EXTRAIT:
====
Voilà un nu qui n’est pas nu, plutôt décoré, un brin fantaisiste, peut-être ironique. Et voilà
un visage en vigie, en proue, vaguement fulminant. Tout cela très adressé, en plus d’exposé.
Volmir Cordeiro est avec un public, fait face, affiché de son corps. Entre sexe et cerveau,
un axe se projette, avec vibré de roseau affolé. Mais alors, entre le deux ? De quoi donc,
ce corps ? Ce corps tout entier. Puisque ici tout est très penché, tiré dans du déhanché
en freeze au bord du précipice de soi, tout en segments, brisures, débordant de l’axe, en
tensions souples d’un dégingandé structuré, maîtrisé, le corps de Volmir Cordeiro est
construit de multiples, de sections, d’éléments.
Et cela blinde, nourrit, articule, une géographie mouvante, jamais terminée, presque éruptive,
où se déposent, se profilent et s’inventent tout ce que peut un corps, qu’on ne sait jamais
; et qui réside plutôt dans ce que peut un regard sur un corps, qui emprunte, mais traverse
et transgresse, cette ligne souple, énigmatique, jamais saisie, reliant ce sexe et ce cerveau,
d’un corps. Ce corps. Volmir Cordeiro malmène, désaxe et distord cette ligne que le mental
abstrait, habituellement droite, verticale, pour entretenir l’ordre symbolique, du bas vers le
haut, entre sexe et cerveau.
Volmir Cordeiro est brésilien. Il a longtemps dansé dans la compagnie de Lia Rodrigues.
Volmir Cordeiro compte parmi ces jeunes performers auteurs passionnants, qui s’ébrouent
au sein de la formation-laboratoire Essais du CNDC d’Angers, aujourd’hui stupidement
condamnée. Volmir Cordeiro présentait Ciel au Quai à Angers, alors que Lia Rodrigues et
tous ses danseurs montraient, eux, leur dernière pièce, Piracema. Echo direct du précédent
Pororoca, le mouvement profond de Piracema consiste à dégager un grand principe discret, mais implacable, de vaste parcours obstiné en carré tout autour de l’aire scénique. Cela,
imperturbable et puissant, alors que les mouvements des danseurs, constamment effondrés,
repris, remballés, sont de ceux, en proie au doute, qui s’engagent pleins de vigueur, mais se
gardent de s’imposer.
Dans cette tension, on retrouve une qualité « brésilienne » contemporaine, qui cultive
la déconstruction des attendus de la représentation spectaculaire chorégraphique – et
cela dialogue très fort avec nos regards des années 1990-2000 – sans pour autant que
l’investissement des corps paraisse bridé par une injonction intimidante du discours. On
ressent quelque chose du même ordre à l’échelle du solo Ciel de Volmir Cordeiro. Et dans
son magnifique corps mal foutu, on trouve prétexte à une fugace association d’idée avec
l’image que donnait la carcasse de Xavier Le Roy, du temps de Self unfinished et Produit de
circonstances (1998 et 1999).
====
EXERCICE ÉCRIT: Poursuivez l'extrait consacré au danseur Volmir Cordeiro et à son solo Ciel en reprenant juste après sa dernière phrase.

JEU DE DONNÉES:
====
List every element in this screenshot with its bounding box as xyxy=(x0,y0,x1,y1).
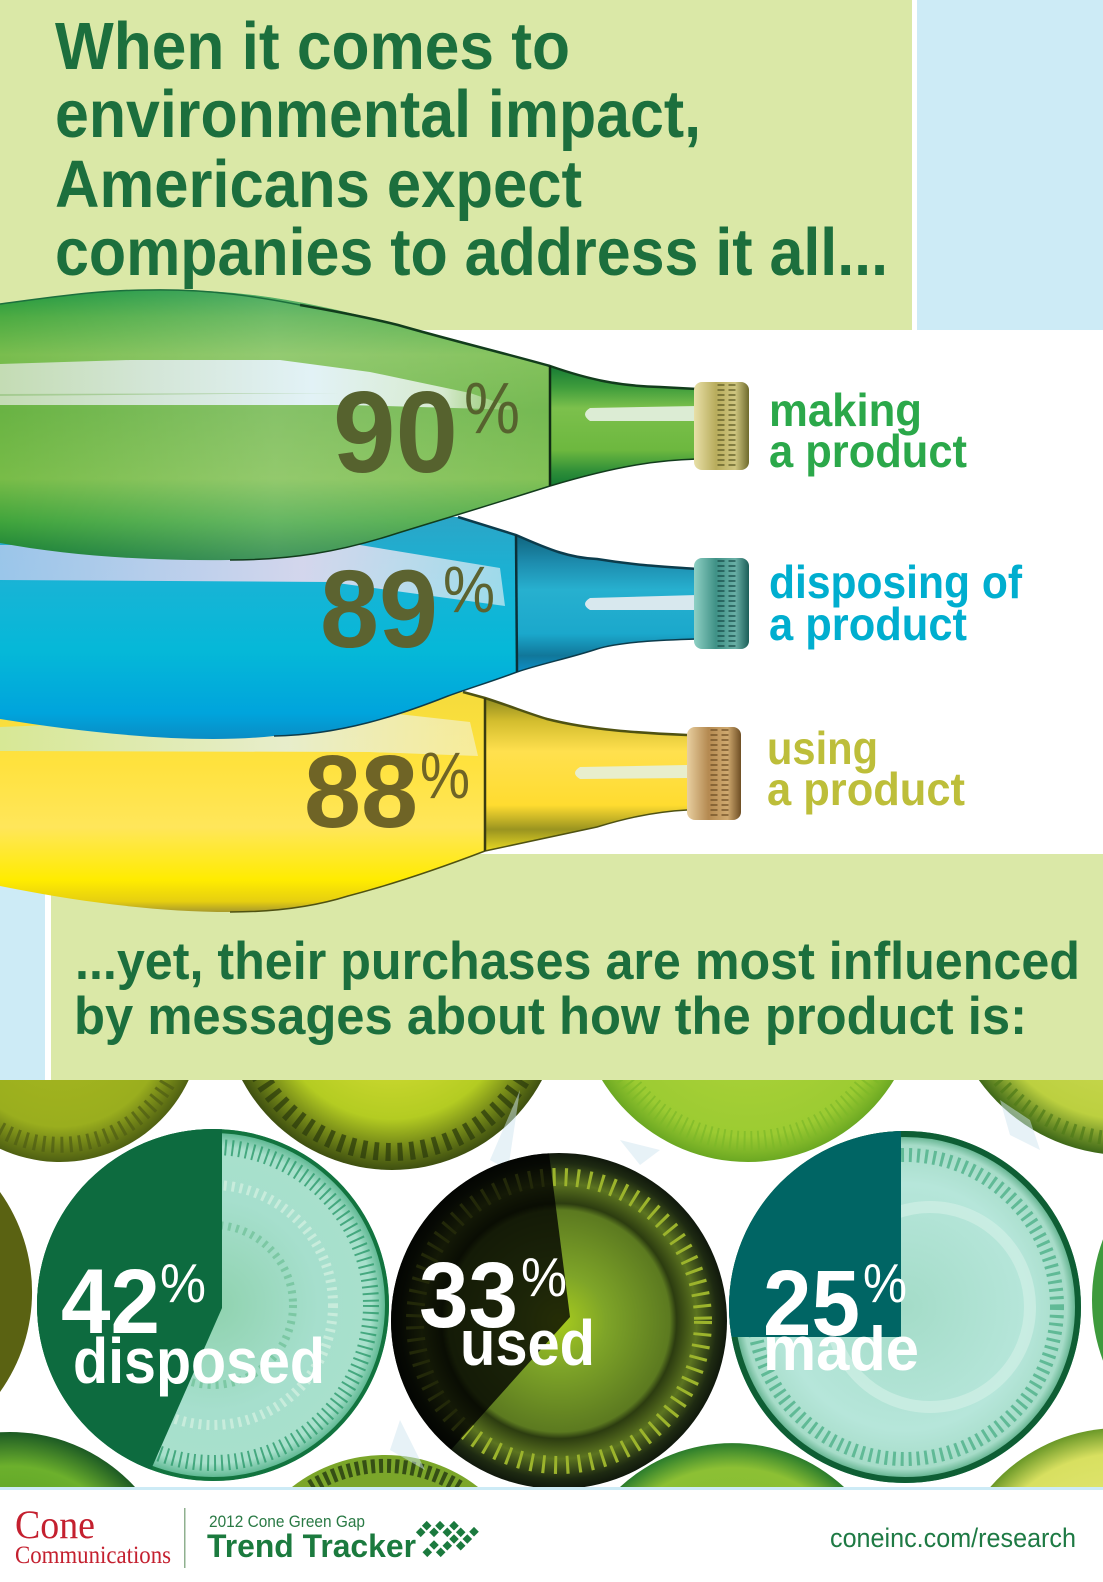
====
RÉSULTAT DE LA TÂCHE:
Sauf que, ainsi qu’on a déjà pu l’exposer dans ces colonnes, ces deux pièces emblématiques
voyaient l’artiste français montrer ce corps pas possible au regard des canons de la danse qui
danse, alors faire espérer les possibles d’une danse toute autre, pour finalement se rabattre
sur un genre de devoir de la démonstration intellectuelle prévalante et obligée. Il en découla
mille choses excellentes. Mais l’option de Volmir Cordeiro, aujourd’hui autre, nous entraîne
très fort, dans une échappée qui carbure entre le sexe et le cerveau. Matière à ébats, à
débattre.
Mouvement.net, Gerard Mayen, janvier 2013.
Présentation
Dans Ciel (2012), le premier solo qu’il signe en tant qu’auteur, Volmir Cordeiro cherche
à éprouver dans une adresse directe au public les solitudes de celles et ceux que la
vie a condamné à affaiblir, disparaître, dérailler. A partir de la mémoire de mendiants,
paysans, prostituées et réfugiés, il tente de danser la vivacité et l’allégresse de ces
corps quelconques qui fêtent l’absence de prétention liée à la conquête d’un nom. Ses
recherches portent sur les représentations des marginaux. Des apparences inquiétantes,
des hommes sans noms, des corps misérables et refoulés par l’histoire, honteux et
embarrassants, constituent une parcelle d’humanité à laquelle Volmir s’attache, dans une
recherche chorégraphique qui vise à complexifier l’exposition des minorités.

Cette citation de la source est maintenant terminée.